Written instruction
Find how many lines of the listing include the string "hebben", and report only that figure.

Entries
=======

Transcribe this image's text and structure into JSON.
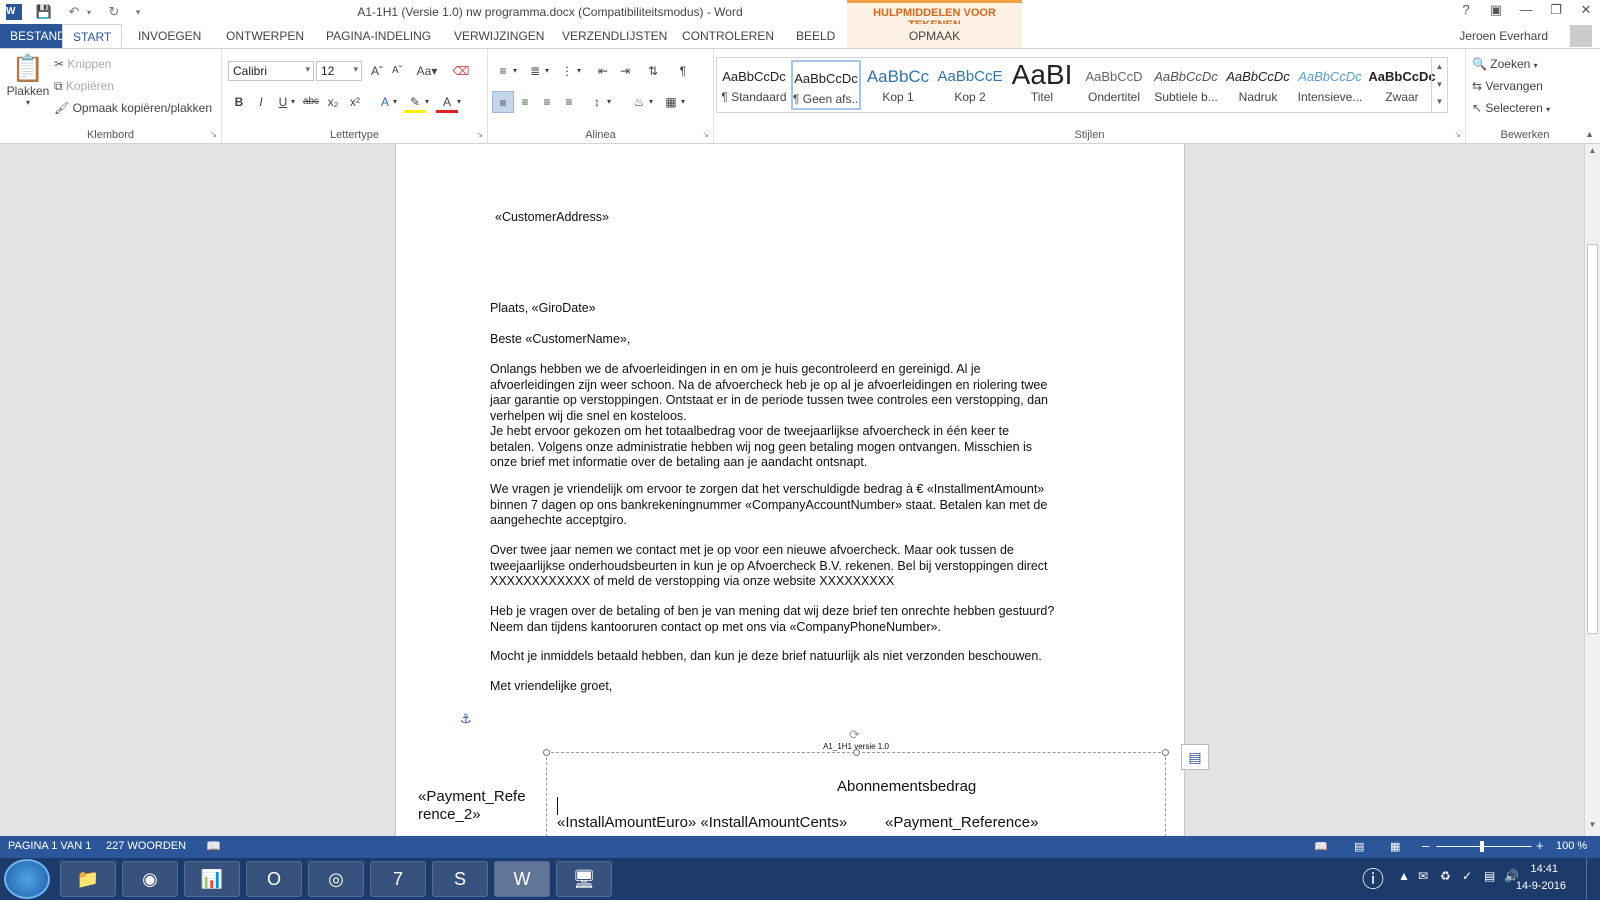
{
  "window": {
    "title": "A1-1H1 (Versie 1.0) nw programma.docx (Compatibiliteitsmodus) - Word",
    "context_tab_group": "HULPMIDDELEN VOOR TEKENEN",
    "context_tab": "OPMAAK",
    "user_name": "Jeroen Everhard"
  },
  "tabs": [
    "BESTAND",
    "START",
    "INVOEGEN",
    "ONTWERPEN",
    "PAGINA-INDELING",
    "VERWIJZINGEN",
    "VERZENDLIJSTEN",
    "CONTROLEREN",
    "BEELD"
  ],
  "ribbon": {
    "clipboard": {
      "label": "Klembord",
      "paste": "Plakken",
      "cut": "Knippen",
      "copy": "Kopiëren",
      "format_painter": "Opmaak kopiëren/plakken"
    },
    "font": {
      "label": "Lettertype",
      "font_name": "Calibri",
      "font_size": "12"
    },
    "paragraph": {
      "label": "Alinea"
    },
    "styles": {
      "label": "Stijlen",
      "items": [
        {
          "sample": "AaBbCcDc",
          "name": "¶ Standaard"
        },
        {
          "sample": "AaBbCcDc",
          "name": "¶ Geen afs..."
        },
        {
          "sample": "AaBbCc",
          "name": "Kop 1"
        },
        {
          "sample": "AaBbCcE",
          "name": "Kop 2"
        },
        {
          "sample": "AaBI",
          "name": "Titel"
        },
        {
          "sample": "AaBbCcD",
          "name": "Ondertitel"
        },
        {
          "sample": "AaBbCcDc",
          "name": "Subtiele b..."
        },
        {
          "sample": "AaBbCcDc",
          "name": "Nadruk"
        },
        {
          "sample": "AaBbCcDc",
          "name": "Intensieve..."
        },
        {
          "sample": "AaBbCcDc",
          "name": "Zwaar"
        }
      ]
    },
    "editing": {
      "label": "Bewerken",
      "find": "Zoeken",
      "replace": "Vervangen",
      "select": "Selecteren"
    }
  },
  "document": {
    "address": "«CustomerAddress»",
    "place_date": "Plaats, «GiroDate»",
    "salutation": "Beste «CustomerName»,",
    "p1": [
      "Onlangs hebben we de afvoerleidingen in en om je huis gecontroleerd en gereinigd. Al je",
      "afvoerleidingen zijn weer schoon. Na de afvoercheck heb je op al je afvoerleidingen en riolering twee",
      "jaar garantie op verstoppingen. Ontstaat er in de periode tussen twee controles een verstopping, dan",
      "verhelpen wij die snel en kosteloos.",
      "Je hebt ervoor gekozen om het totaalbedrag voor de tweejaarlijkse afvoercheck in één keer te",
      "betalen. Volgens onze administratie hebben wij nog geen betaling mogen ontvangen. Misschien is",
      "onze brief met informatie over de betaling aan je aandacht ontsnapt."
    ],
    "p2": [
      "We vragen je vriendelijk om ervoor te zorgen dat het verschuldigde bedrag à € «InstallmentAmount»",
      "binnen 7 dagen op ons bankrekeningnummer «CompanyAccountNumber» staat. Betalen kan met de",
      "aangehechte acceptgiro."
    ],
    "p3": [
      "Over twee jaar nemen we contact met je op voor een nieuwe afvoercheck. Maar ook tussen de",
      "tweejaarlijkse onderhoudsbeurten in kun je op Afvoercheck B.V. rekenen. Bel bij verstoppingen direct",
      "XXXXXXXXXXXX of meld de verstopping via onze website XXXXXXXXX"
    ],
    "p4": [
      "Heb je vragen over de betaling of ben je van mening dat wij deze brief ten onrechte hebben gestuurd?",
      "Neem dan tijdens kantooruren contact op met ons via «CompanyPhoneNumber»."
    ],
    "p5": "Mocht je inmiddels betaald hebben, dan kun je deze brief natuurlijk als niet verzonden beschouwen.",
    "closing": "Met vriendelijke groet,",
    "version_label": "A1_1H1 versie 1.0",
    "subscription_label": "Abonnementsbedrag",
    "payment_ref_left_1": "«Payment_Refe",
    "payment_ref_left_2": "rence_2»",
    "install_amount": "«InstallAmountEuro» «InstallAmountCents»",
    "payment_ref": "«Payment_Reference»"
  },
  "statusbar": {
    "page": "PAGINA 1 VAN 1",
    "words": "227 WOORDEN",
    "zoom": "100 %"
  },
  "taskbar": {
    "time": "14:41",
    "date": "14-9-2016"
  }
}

=======

The reply
4